PROMPT A:
Arrange the entries as a numbered list, from their first line through the line containing "cell-2013: 8.63 <box>278 90 310 106</box>", with blank lines left out.
--- Start SELECTED EXCERPT ---
Super AP Stats Prep 😎
● On the AP Test, SAY WHAT THE VALUE THAT YOU FOUND IS before
you explain the context. (ex: “r2 = 0.955. Context: 95.5% of the variation in
….”)
Semester 1 Review
Unit 1
Qualitative (Categorical): Takes on Categories of Data (Gender, Political
Affiliation) - use with X2-distribution or Z-Distribution
● Use: Tables, Pie Charts, Dotplots, Bar Charts, Segmented/Side-by-Side Bar
Charts
Quantitative: Is Numerical (Age, Total Cost, etc.) - use w/ T-Distribution
● Use: Histograms, Scatterplots, Dot Plots, Stem-and-Leaf plots, Boxplots
● Types of Variables: Discrete (Countable) vs. Continuous (not countable -
weight)
To Describe/Compare Distributions: S (Shape) O (Outliers) C (Center) S
(Spread)
--- End SELECTED EXCERPT ---
--- Start TASK INPUTS ---
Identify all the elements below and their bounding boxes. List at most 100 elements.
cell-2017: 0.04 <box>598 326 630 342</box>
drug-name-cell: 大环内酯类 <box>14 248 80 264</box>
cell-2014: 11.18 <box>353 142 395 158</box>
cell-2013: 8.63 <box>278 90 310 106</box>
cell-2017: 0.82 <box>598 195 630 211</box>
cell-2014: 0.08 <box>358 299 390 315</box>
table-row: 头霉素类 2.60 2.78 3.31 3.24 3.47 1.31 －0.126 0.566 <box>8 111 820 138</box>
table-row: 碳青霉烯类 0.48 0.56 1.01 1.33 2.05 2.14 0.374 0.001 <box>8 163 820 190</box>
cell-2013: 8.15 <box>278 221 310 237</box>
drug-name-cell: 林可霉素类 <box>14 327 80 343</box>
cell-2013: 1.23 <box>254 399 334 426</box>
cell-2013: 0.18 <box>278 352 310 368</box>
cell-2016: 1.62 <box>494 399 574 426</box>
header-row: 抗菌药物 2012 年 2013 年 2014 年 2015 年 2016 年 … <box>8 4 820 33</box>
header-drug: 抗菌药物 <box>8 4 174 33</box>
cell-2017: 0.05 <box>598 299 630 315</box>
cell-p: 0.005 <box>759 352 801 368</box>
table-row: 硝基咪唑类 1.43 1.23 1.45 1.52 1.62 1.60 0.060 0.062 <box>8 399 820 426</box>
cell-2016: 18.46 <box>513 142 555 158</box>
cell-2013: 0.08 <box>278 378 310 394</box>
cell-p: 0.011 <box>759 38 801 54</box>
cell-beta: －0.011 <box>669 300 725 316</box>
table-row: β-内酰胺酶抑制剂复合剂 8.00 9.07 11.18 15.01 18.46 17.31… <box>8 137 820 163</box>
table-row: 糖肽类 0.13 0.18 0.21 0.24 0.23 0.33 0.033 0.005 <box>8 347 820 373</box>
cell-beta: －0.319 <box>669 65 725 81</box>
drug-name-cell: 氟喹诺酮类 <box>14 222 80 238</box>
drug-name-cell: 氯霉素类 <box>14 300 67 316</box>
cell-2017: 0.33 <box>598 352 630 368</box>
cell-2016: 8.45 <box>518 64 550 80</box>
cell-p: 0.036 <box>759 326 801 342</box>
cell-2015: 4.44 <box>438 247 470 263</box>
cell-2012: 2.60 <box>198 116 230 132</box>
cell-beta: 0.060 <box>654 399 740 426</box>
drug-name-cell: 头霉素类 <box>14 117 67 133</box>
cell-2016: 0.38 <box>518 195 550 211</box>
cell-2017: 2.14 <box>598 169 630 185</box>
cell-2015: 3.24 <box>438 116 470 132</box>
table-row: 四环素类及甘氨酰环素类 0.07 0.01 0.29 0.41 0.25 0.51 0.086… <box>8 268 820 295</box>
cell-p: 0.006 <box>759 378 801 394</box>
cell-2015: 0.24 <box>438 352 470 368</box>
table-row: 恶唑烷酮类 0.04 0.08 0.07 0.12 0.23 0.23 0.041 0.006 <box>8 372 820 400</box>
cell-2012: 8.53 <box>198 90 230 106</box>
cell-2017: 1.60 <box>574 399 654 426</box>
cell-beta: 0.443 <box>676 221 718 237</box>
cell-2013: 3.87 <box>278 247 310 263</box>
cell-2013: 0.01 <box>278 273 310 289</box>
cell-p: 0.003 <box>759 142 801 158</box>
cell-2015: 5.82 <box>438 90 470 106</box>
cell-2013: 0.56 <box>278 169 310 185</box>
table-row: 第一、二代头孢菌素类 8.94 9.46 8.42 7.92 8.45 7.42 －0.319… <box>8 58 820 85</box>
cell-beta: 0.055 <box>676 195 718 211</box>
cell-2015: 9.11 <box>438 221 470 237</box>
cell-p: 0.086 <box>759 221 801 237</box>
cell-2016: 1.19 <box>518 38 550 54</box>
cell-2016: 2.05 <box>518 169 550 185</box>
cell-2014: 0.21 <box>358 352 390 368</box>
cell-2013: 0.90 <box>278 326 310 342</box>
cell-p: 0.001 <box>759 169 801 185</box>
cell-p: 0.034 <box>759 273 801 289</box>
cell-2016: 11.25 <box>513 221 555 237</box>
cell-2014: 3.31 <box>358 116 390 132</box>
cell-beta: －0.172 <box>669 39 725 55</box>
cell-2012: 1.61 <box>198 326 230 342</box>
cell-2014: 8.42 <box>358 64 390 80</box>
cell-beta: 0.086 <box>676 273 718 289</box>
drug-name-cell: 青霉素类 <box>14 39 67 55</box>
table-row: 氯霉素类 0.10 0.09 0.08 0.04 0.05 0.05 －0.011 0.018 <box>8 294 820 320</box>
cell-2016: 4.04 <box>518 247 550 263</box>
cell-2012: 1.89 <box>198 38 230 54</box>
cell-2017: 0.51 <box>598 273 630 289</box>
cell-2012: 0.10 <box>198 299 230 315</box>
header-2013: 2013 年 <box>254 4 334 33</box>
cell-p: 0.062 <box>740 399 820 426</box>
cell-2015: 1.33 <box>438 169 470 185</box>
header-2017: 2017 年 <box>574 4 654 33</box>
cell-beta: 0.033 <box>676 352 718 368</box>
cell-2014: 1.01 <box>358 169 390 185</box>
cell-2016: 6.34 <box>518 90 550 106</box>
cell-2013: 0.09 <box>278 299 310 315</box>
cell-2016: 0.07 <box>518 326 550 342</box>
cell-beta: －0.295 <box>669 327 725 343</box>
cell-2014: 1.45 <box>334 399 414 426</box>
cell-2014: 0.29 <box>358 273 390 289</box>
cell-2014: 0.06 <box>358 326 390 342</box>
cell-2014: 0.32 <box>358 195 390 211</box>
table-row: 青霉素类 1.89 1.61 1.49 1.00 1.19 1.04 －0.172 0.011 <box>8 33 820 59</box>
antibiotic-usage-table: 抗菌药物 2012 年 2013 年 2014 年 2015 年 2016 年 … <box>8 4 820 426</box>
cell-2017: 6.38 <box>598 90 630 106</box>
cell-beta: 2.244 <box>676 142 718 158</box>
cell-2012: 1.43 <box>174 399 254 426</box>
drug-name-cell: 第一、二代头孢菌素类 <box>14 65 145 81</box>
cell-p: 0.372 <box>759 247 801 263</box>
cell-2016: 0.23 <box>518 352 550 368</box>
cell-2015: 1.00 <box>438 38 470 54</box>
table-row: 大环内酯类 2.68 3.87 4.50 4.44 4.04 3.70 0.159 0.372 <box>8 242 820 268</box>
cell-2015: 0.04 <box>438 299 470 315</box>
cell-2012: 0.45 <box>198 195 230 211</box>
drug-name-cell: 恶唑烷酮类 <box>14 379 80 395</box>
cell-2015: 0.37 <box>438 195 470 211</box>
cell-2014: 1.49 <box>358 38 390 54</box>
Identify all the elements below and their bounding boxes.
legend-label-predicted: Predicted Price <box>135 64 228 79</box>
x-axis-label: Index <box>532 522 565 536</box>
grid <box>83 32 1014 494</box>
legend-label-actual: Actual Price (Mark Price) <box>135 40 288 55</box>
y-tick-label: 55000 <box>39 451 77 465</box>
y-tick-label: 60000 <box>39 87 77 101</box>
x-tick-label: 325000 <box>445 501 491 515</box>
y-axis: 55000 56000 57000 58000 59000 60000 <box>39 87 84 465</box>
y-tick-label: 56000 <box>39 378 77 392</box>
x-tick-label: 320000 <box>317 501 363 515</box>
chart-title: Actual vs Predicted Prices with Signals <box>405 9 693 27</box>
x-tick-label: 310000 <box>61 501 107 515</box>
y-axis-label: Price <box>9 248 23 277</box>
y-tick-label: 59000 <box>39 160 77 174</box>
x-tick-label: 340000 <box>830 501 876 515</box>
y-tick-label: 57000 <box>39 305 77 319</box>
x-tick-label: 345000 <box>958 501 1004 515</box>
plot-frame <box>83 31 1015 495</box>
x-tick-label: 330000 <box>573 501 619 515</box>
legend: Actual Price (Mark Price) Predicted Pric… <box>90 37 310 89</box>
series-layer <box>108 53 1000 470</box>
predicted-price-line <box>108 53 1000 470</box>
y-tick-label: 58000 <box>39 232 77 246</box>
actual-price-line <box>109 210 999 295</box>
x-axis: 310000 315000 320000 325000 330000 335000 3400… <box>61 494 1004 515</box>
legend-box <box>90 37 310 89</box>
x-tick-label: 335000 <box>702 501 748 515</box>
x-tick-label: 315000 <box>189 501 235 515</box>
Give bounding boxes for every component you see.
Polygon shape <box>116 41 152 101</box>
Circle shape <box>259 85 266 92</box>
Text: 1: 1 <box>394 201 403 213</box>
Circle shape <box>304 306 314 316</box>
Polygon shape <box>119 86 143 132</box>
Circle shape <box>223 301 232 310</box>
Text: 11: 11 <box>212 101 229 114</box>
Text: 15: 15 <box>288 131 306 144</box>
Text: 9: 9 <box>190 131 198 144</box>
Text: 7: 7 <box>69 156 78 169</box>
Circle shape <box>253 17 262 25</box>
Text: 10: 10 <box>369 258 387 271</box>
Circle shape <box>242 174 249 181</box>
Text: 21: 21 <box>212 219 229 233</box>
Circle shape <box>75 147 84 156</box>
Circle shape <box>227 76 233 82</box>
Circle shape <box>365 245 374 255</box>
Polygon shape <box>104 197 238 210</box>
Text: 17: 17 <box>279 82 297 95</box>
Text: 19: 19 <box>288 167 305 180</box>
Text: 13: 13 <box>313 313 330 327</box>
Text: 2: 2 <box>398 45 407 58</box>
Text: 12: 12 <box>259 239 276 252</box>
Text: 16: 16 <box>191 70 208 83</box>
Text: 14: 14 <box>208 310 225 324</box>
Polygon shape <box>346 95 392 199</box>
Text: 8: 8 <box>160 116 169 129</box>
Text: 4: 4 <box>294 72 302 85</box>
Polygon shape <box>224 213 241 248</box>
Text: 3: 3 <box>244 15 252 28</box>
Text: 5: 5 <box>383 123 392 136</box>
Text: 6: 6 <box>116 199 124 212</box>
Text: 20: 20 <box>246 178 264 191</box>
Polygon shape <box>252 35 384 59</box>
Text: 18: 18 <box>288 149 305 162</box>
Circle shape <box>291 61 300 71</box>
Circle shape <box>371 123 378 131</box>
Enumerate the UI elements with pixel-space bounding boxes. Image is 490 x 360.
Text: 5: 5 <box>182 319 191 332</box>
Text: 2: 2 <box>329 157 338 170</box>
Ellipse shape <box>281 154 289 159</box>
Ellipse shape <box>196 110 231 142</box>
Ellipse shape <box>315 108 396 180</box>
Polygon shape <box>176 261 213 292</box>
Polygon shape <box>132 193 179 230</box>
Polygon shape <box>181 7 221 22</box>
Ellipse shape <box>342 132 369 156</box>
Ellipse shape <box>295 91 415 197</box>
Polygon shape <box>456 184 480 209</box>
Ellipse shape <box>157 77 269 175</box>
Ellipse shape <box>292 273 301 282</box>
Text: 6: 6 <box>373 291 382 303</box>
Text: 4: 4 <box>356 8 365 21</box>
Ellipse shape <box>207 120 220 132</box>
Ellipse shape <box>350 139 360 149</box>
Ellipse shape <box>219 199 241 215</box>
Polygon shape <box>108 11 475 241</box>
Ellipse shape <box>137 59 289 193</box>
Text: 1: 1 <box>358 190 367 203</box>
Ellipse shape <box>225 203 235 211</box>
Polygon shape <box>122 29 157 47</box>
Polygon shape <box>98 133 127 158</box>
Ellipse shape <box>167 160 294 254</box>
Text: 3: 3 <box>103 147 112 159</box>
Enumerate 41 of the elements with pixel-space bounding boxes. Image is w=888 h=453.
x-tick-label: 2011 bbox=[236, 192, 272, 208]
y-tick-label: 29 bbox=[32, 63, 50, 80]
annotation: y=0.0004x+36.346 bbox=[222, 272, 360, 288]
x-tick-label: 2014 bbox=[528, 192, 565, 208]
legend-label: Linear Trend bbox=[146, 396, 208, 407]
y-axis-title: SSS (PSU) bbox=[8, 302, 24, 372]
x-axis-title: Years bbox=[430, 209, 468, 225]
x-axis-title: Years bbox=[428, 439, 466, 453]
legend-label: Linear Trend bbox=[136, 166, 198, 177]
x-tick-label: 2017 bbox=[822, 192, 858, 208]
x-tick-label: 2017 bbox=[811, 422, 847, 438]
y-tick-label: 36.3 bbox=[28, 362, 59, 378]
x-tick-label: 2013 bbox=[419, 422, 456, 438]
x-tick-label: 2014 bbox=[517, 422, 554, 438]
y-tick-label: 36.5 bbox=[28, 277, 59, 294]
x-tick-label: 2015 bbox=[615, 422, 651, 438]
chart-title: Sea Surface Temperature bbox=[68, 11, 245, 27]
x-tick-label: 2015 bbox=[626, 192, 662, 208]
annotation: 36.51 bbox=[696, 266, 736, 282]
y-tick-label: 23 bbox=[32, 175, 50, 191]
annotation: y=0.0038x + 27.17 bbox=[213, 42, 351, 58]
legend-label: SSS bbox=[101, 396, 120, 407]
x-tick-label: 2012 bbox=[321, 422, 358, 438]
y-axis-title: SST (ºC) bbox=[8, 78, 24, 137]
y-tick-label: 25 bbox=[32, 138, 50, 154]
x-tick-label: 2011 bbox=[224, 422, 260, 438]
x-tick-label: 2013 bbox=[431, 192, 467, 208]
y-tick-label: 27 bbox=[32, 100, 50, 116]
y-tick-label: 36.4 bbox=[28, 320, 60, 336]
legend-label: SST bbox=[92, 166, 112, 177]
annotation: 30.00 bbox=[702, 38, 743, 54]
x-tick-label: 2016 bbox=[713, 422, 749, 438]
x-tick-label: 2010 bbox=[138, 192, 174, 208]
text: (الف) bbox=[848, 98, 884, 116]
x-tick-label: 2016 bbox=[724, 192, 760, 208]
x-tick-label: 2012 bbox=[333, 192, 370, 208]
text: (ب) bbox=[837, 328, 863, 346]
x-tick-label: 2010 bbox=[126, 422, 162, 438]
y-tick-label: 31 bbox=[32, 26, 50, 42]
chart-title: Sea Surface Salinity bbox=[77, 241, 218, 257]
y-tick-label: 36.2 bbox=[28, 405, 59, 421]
--- End TASK INPUTS ---
PROMPT B:
In the AP Stats prep notes, which distribution is quantitative data used with?

FINAL ANSWER A:
1. Identify all the elements below and their bounding boxes. List at most 100 elements.
2. cell-2017: 0.04 <box>598 326 630 342</box>
3. drug-name-cell: 大环内酯类 <box>14 248 80 264</box>
4. cell-2014: 11.18 <box>353 142 395 158</box>
5. cell-2013: 8.63 <box>278 90 310 106</box>

FINAL ANSWER B:
The T-Distribution.